_PROBLEM DETAILS_: Copy out each line of the material below that holds the string "музеев".
┄┄┄┄┄┄
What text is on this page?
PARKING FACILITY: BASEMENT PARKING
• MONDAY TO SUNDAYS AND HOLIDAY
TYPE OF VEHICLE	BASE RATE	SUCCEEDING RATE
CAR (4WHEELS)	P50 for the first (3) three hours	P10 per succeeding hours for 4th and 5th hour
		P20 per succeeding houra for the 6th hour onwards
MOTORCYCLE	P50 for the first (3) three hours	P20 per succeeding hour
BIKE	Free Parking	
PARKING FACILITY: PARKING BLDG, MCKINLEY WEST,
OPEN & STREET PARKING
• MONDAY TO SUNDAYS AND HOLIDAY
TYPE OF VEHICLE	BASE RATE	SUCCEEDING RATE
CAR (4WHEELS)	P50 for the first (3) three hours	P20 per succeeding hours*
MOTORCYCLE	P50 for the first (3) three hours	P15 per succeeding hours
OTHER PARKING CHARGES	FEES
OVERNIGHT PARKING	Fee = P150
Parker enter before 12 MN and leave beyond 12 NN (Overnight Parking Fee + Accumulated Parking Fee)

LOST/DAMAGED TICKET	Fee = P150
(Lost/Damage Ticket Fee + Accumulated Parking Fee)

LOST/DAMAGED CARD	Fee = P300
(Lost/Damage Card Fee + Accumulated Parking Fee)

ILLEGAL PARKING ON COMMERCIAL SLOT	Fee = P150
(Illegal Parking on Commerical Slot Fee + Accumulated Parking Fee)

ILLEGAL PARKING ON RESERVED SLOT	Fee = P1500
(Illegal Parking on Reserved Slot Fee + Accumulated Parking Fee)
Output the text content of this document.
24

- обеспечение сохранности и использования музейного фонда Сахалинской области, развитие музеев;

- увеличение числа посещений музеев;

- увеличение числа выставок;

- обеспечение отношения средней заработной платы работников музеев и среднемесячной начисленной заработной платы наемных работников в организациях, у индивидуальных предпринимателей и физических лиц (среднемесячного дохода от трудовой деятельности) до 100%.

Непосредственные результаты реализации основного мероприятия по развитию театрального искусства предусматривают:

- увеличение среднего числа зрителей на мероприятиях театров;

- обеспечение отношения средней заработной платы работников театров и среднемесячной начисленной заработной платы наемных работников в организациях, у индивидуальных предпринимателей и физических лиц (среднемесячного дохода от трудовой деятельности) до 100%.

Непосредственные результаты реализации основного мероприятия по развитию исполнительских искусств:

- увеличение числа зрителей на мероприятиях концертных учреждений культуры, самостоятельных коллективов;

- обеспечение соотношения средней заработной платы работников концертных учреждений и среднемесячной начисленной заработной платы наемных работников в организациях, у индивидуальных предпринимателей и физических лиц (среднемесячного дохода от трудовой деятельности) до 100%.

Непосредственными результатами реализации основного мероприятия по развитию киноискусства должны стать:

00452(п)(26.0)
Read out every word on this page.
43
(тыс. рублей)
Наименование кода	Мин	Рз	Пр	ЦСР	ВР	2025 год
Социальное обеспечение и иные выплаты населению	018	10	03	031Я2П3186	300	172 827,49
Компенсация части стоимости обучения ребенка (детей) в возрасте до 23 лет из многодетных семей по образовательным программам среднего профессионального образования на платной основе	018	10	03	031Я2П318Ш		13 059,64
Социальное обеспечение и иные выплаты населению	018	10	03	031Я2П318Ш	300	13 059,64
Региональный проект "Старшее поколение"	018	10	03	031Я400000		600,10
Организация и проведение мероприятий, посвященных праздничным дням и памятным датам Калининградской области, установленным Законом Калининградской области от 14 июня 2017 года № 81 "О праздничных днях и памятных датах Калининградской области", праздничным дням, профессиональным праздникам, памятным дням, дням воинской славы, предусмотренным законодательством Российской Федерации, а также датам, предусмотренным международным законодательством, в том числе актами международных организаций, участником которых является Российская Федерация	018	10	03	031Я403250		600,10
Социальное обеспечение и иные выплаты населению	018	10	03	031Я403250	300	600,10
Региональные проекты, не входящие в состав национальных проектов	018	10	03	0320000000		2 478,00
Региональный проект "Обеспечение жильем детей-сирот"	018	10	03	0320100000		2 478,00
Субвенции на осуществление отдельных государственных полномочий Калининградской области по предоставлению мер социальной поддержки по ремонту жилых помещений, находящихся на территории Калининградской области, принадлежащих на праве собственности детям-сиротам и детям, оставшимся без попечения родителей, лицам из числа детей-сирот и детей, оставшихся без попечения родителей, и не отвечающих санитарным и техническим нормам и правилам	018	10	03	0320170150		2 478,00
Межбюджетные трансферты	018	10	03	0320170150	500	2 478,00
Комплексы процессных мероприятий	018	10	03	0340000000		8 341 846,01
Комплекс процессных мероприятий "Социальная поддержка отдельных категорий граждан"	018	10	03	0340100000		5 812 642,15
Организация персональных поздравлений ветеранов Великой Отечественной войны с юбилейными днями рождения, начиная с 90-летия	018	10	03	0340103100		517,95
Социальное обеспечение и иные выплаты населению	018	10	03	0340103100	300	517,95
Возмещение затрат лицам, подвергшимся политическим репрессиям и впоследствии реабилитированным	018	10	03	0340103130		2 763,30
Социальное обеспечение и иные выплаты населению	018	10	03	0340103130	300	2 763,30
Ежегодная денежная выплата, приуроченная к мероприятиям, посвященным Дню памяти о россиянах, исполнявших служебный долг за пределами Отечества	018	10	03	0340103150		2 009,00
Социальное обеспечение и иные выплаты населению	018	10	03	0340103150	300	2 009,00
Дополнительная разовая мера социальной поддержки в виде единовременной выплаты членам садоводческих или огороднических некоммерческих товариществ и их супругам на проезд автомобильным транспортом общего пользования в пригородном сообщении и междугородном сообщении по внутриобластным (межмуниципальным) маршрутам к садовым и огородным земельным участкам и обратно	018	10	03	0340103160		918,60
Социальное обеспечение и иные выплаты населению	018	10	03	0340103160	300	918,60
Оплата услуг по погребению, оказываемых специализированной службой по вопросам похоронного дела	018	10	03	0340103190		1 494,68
┄┄┄┄┄┄
_THE SOLUTION_:
- обеспечение сохранности и использования музейного фонда Сахалинской области, развитие музеев;
- увеличение числа посещений музеев;
- обеспечение отношения средней заработной платы работников музеев и среднемесячной начисленной заработной платы наемных работников в организациях, у индивидуальных предпринимателей и физических лиц (среднемесячного дохода от трудовой деятельности) до 100%.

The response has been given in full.